Recorded data:
----------------
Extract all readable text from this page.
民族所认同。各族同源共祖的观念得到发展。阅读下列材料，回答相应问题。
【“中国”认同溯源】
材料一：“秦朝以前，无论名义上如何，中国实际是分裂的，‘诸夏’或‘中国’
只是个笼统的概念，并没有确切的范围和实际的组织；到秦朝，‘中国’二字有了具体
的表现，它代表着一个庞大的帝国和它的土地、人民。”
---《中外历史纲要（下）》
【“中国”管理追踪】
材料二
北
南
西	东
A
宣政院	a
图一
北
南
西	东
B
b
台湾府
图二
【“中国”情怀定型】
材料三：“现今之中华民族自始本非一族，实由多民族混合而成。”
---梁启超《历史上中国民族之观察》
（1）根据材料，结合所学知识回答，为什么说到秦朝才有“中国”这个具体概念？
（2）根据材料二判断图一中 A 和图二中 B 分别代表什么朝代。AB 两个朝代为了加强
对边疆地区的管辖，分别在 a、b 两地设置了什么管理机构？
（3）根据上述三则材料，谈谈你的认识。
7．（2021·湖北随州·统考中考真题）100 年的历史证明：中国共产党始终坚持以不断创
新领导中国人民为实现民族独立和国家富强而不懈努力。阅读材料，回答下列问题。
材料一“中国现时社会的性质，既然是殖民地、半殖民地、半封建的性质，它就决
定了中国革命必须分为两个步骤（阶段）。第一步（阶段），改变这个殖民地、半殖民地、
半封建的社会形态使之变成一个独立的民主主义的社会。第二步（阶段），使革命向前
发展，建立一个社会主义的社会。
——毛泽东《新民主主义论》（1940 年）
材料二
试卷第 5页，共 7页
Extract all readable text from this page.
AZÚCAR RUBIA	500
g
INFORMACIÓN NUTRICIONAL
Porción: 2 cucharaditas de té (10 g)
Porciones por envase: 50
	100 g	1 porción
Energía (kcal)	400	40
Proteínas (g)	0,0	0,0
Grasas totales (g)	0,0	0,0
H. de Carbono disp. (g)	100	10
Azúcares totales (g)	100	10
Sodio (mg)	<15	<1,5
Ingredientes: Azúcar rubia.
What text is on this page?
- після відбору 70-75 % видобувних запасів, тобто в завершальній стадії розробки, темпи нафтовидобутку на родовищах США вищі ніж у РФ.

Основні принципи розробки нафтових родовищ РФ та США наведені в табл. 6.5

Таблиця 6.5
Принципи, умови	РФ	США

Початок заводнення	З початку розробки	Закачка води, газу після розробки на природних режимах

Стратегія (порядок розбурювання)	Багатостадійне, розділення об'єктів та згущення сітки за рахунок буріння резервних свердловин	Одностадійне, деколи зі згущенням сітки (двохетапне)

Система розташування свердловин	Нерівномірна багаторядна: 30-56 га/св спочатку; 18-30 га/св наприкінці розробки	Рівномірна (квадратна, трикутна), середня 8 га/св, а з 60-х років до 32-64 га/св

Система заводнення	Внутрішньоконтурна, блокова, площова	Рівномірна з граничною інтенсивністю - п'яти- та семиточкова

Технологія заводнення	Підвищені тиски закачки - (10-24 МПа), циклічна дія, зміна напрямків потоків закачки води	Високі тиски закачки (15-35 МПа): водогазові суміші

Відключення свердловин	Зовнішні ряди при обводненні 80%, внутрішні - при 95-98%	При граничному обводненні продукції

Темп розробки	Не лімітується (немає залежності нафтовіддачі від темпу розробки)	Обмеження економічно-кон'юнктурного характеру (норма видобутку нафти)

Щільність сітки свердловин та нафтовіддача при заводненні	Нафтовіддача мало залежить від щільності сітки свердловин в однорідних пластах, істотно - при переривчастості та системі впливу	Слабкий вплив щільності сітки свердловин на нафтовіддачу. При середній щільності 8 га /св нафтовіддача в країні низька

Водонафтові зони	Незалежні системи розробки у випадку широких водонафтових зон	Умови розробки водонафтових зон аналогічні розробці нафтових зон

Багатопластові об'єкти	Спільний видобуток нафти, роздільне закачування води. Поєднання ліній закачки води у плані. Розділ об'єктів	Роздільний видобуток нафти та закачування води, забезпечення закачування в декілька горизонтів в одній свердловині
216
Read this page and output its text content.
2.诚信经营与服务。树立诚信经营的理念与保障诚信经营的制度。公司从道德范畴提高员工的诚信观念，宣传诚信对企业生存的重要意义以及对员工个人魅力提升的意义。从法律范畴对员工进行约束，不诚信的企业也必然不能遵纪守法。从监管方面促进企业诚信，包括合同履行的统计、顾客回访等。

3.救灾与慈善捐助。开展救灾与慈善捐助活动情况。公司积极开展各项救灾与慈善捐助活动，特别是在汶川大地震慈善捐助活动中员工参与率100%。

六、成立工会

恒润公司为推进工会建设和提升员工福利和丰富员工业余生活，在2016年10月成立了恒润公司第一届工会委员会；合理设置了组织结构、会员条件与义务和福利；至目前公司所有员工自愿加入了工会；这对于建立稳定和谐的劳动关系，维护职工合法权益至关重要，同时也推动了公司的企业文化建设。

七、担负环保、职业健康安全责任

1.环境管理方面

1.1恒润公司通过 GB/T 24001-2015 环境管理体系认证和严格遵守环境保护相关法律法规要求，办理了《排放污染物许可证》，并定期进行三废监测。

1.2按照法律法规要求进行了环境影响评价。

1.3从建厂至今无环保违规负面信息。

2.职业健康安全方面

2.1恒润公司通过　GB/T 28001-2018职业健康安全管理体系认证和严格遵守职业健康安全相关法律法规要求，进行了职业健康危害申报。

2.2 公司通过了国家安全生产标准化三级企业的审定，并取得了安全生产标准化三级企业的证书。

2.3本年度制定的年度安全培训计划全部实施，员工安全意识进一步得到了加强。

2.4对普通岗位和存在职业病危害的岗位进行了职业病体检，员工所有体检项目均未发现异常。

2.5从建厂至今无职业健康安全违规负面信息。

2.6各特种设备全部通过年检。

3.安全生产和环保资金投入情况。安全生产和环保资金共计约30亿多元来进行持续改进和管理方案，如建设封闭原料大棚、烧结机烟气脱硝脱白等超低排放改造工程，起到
----------------
_PROBLEM TO WORK ON_
Produce an exact copy of the whole listing.

_ANSWER TO THE PROBLEM_
Extract all readable text from this page.
民族所认同。各族同源共祖的观念得到发展。阅读下列材料，回答相应问题。
【“中国”认同溯源】
材料一：“秦朝以前，无论名义上如何，中国实际是分裂的，‘诸夏’或‘中国’
只是个笼统的概念，并没有确切的范围和实际的组织；到秦朝，‘中国’二字有了具体
的表现，它代表着一个庞大的帝国和它的土地、人民。”
---《中外历史纲要（下）》
【“中国”管理追踪】
材料二
北
南
西	东
A
宣政院	a
图一
北
南
西	东
B
b
台湾府
图二
【“中国”情怀定型】
材料三：“现今之中华民族自始本非一族，实由多民族混合而成。”
---梁启超《历史上中国民族之观察》
（1）根据材料，结合所学知识回答，为什么说到秦朝才有“中国”这个具体概念？
（2）根据材料二判断图一中 A 和图二中 B 分别代表什么朝代。AB 两个朝代为了加强
对边疆地区的管辖，分别在 a、b 两地设置了什么管理机构？
（3）根据上述三则材料，谈谈你的认识。
7．（2021·湖北随州·统考中考真题）100 年的历史证明：中国共产党始终坚持以不断创
新领导中国人民为实现民族独立和国家富强而不懈努力。阅读材料，回答下列问题。
材料一“中国现时社会的性质，既然是殖民地、半殖民地、半封建的性质，它就决
定了中国革命必须分为两个步骤（阶段）。第一步（阶段），改变这个殖民地、半殖民地、
半封建的社会形态使之变成一个独立的民主主义的社会。第二步（阶段），使革命向前
发展，建立一个社会主义的社会。
——毛泽东《新民主主义论》（1940 年）
材料二
试卷第 5页，共 7页
Extract all readable text from this page.
AZÚCAR RUBIA	500
g
INFORMACIÓN NUTRICIONAL
Porción: 2 cucharaditas de té (10 g)
Porciones por envase: 50
	100 g	1 porción
Energía (kcal)	400	40
Proteínas (g)	0,0	0,0
Grasas totales (g)	0,0	0,0
H. de Carbono disp. (g)	100	10
Azúcares totales (g)	100	10
Sodio (mg)	<15	<1,5
Ingredientes: Azúcar rubia.
What text is on this page?
- після відбору 70-75 % видобувних запасів, тобто в завершальній стадії розробки, темпи нафтовидобутку на родовищах США вищі ніж у РФ.

Основні принципи розробки нафтових родовищ РФ та США наведені в табл. 6.5

Таблиця 6.5
Принципи, умови	РФ	США

Початок заводнення	З початку розробки	Закачка води, газу після розробки на природних режимах

Стратегія (порядок розбурювання)	Багатостадійне, розділення об'єктів та згущення сітки за рахунок буріння резервних свердловин	Одностадійне, деколи зі згущенням сітки (двохетапне)

Система розташування свердловин	Нерівномірна багаторядна: 30-56 га/св спочатку; 18-30 га/св наприкінці розробки	Рівномірна (квадратна, трикутна), середня 8 га/св, а з 60-х років до 32-64 га/св

Система заводнення	Внутрішньоконтурна, блокова, площова	Рівномірна з граничною інтенсивністю - п'яти- та семиточкова

Технологія заводнення	Підвищені тиски закачки - (10-24 МПа), циклічна дія, зміна напрямків потоків закачки води	Високі тиски закачки (15-35 МПа): водогазові суміші

Відключення свердловин	Зовнішні ряди при обводненні 80%, внутрішні - при 95-98%	При граничному обводненні продукції

Темп розробки	Не лімітується (немає залежності нафтовіддачі від темпу розробки)	Обмеження економічно-кон'юнктурного характеру (норма видобутку нафти)

Щільність сітки свердловин та нафтовіддача при заводненні	Нафтовіддача мало залежить від щільності сітки свердловин в однорідних пластах, істотно - при переривчастості та системі впливу	Слабкий вплив щільності сітки свердловин на нафтовіддачу. При середній щільності 8 га /св нафтовіддача в країні низька

Водонафтові зони	Незалежні системи розробки у випадку широких водонафтових зон	Умови розробки водонафтових зон аналогічні розробці нафтових зон

Багатопластові об'єкти	Спільний видобуток нафти, роздільне закачування води. Поєднання ліній закачки води у плані. Розділ об'єктів	Роздільний видобуток нафти та закачування води, забезпечення закачування в декілька горизонтів в одній свердловині
216
Read this page and output its text content.
2.诚信经营与服务。树立诚信经营的理念与保障诚信经营的制度。公司从道德范畴提高员工的诚信观念，宣传诚信对企业生存的重要意义以及对员工个人魅力提升的意义。从法律范畴对员工进行约束，不诚信的企业也必然不能遵纪守法。从监管方面促进企业诚信，包括合同履行的统计、顾客回访等。

3.救灾与慈善捐助。开展救灾与慈善捐助活动情况。公司积极开展各项救灾与慈善捐助活动，特别是在汶川大地震慈善捐助活动中员工参与率100%。

六、成立工会

恒润公司为推进工会建设和提升员工福利和丰富员工业余生活，在2016年10月成立了恒润公司第一届工会委员会；合理设置了组织结构、会员条件与义务和福利；至目前公司所有员工自愿加入了工会；这对于建立稳定和谐的劳动关系，维护职工合法权益至关重要，同时也推动了公司的企业文化建设。

七、担负环保、职业健康安全责任

1.环境管理方面

1.1恒润公司通过 GB/T 24001-2015 环境管理体系认证和严格遵守环境保护相关法律法规要求，办理了《排放污染物许可证》，并定期进行三废监测。

1.2按照法律法规要求进行了环境影响评价。

1.3从建厂至今无环保违规负面信息。

2.职业健康安全方面

2.1恒润公司通过　GB/T 28001-2018职业健康安全管理体系认证和严格遵守职业健康安全相关法律法规要求，进行了职业健康危害申报。

2.2 公司通过了国家安全生产标准化三级企业的审定，并取得了安全生产标准化三级企业的证书。

2.3本年度制定的年度安全培训计划全部实施，员工安全意识进一步得到了加强。

2.4对普通岗位和存在职业病危害的岗位进行了职业病体检，员工所有体检项目均未发现异常。

2.5从建厂至今无职业健康安全违规负面信息。

2.6各特种设备全部通过年检。

3.安全生产和环保资金投入情况。安全生产和环保资金共计约30亿多元来进行持续改进和管理方案，如建设封闭原料大棚、烧结机烟气脱硝脱白等超低排放改造工程，起到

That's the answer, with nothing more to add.